* _Task to complete_: Your task is to retype each line of the data below exactly.

## Begin Given data

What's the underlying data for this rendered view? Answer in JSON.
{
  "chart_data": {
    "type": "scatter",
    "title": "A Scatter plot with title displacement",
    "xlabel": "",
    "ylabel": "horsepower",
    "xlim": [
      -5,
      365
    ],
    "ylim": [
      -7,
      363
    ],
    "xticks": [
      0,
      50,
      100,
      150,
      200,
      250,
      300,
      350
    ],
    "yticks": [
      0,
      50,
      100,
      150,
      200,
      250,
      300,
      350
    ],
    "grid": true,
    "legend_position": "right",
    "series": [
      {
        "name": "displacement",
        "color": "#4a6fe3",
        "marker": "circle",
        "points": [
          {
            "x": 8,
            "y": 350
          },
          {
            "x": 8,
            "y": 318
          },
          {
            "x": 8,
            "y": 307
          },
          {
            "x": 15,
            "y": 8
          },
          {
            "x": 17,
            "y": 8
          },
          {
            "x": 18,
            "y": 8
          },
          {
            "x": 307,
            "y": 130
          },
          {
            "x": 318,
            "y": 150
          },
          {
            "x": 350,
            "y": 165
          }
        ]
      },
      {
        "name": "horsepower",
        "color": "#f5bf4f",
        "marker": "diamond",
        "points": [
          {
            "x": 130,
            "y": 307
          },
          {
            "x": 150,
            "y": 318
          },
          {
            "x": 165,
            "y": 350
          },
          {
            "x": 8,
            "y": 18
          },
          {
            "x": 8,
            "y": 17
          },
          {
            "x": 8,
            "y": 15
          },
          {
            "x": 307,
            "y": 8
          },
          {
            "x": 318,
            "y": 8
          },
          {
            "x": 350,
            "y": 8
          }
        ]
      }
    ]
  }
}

## End Given data

* _Task answer_:
What's the underlying data for this rendered view? Answer in JSON.
{
  "chart_data": {
    "type": "scatter",
    "title": "A Scatter plot with title displacement",
    "xlabel": "",
    "ylabel": "horsepower",
    "xlim": [
      -5,
      365
    ],
    "ylim": [
      -7,
      363
    ],
    "xticks": [
      0,
      50,
      100,
      150,
      200,
      250,
      300,
      350
    ],
    "yticks": [
      0,
      50,
      100,
      150,
      200,
      250,
      300,
      350
    ],
    "grid": true,
    "legend_position": "right",
    "series": [
      {
        "name": "displacement",
        "color": "#4a6fe3",
        "marker": "circle",
        "points": [
          {
            "x": 8,
            "y": 350
          },
          {
            "x": 8,
            "y": 318
          },
          {
            "x": 8,
            "y": 307
          },
          {
            "x": 15,
            "y": 8
          },
          {
            "x": 17,
            "y": 8
          },
          {
            "x": 18,
            "y": 8
          },
          {
            "x": 307,
            "y": 130
          },
          {
            "x": 318,
            "y": 150
          },
          {
            "x": 350,
            "y": 165
          }
        ]
      },
      {
        "name": "horsepower",
        "color": "#f5bf4f",
        "marker": "diamond",
        "points": [
          {
            "x": 130,
            "y": 307
          },
          {
            "x": 150,
            "y": 318
          },
          {
            "x": 165,
            "y": 350
          },
          {
            "x": 8,
            "y": 18
          },
          {
            "x": 8,
            "y": 17
          },
          {
            "x": 8,
            "y": 15
          },
          {
            "x": 307,
            "y": 8
          },
          {
            "x": 318,
            "y": 8
          },
          {
            "x": 350,
            "y": 8
          }
        ]
      }
    ]
  }
}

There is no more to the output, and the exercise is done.